◆ Task goal: Repeat the material exactly, leaving nothing out.

◆ Dataset items:
╭──

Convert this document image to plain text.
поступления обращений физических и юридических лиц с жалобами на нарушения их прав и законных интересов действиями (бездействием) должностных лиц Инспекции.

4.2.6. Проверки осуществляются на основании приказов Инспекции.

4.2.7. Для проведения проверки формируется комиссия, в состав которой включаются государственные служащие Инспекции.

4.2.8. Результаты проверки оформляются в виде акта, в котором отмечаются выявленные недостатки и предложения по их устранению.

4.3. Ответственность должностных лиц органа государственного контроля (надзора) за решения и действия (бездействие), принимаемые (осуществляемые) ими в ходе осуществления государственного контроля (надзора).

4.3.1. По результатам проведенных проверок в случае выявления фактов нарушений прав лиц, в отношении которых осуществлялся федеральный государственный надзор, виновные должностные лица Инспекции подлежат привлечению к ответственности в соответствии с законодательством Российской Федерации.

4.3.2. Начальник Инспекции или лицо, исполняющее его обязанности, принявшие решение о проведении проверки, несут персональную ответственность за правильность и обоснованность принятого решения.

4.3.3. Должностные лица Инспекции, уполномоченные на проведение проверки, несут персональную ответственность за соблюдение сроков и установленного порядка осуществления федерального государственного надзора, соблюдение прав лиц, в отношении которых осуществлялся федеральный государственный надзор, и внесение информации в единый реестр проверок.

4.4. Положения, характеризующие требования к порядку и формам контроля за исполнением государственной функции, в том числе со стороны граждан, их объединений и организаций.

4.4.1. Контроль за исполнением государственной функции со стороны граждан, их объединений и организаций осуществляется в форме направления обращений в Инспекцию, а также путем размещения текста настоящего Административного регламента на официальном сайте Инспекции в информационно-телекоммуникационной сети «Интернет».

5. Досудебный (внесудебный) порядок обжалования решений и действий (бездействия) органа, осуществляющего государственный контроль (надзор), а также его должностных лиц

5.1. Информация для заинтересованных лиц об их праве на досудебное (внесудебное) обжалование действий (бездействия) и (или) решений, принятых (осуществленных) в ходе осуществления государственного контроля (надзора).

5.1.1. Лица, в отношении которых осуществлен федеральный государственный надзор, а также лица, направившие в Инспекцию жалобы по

╰──

◆ Task answer:
Convert this document image to plain text.
поступления обращений физических и юридических лиц с жалобами на нарушения их прав и законных интересов действиями (бездействием) должностных лиц Инспекции.

4.2.6. Проверки осуществляются на основании приказов Инспекции.

4.2.7. Для проведения проверки формируется комиссия, в состав которой включаются государственные служащие Инспекции.

4.2.8. Результаты проверки оформляются в виде акта, в котором отмечаются выявленные недостатки и предложения по их устранению.

4.3. Ответственность должностных лиц органа государственного контроля (надзора) за решения и действия (бездействие), принимаемые (осуществляемые) ими в ходе осуществления государственного контроля (надзора).

4.3.1. По результатам проведенных проверок в случае выявления фактов нарушений прав лиц, в отношении которых осуществлялся федеральный государственный надзор, виновные должностные лица Инспекции подлежат привлечению к ответственности в соответствии с законодательством Российской Федерации.

4.3.2. Начальник Инспекции или лицо, исполняющее его обязанности, принявшие решение о проведении проверки, несут персональную ответственность за правильность и обоснованность принятого решения.

4.3.3. Должностные лица Инспекции, уполномоченные на проведение проверки, несут персональную ответственность за соблюдение сроков и установленного порядка осуществления федерального государственного надзора, соблюдение прав лиц, в отношении которых осуществлялся федеральный государственный надзор, и внесение информации в единый реестр проверок.

4.4. Положения, характеризующие требования к порядку и формам контроля за исполнением государственной функции, в том числе со стороны граждан, их объединений и организаций.

4.4.1. Контроль за исполнением государственной функции со стороны граждан, их объединений и организаций осуществляется в форме направления обращений в Инспекцию, а также путем размещения текста настоящего Административного регламента на официальном сайте Инспекции в информационно-телекоммуникационной сети «Интернет».

5. Досудебный (внесудебный) порядок обжалования решений и действий (бездействия) органа, осуществляющего государственный контроль (надзор), а также его должностных лиц

5.1. Информация для заинтересованных лиц об их праве на досудебное (внесудебное) обжалование действий (бездействия) и (или) решений, принятых (осуществленных) в ходе осуществления государственного контроля (надзора).

5.1.1. Лица, в отношении которых осуществлен федеральный государственный надзор, а также лица, направившие в Инспекцию жалобы по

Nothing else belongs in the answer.